§ **The request**: Report how many lines below contain the word "Geschäftslage", and give only that number.

>> start

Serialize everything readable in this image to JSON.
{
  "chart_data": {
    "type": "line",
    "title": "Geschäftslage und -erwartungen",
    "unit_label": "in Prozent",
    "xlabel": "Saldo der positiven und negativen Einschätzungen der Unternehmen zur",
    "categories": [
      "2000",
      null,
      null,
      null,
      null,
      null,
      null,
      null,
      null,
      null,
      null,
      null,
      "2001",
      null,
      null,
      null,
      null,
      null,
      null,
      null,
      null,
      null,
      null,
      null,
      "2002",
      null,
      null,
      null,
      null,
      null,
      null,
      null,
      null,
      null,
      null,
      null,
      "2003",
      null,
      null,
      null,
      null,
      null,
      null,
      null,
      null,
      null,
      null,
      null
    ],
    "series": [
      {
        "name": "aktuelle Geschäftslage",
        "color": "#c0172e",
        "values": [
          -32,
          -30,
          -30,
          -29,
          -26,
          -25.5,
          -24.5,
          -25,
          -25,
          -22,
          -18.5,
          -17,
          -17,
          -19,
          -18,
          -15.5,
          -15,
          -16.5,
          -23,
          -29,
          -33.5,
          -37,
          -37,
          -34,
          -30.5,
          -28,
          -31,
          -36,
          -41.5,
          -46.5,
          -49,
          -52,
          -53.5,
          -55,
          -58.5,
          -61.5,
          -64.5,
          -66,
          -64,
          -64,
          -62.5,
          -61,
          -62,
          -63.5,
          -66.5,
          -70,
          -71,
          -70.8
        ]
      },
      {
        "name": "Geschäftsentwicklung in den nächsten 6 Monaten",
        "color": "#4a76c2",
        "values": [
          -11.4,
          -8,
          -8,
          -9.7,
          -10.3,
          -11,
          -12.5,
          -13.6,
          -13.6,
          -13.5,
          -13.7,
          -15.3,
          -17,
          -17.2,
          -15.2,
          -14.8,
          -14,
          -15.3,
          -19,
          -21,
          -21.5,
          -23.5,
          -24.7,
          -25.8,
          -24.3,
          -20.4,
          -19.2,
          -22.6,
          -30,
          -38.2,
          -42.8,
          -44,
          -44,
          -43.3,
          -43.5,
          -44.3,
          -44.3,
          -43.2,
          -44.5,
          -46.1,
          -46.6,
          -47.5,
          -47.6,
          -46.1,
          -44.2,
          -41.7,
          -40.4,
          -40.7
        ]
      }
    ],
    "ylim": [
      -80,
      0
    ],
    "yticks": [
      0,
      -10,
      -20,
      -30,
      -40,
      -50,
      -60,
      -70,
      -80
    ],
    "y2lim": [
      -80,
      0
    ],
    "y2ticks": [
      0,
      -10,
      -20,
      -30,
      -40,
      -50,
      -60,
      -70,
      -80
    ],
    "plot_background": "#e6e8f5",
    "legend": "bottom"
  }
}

>> end

§ **Full output**: 2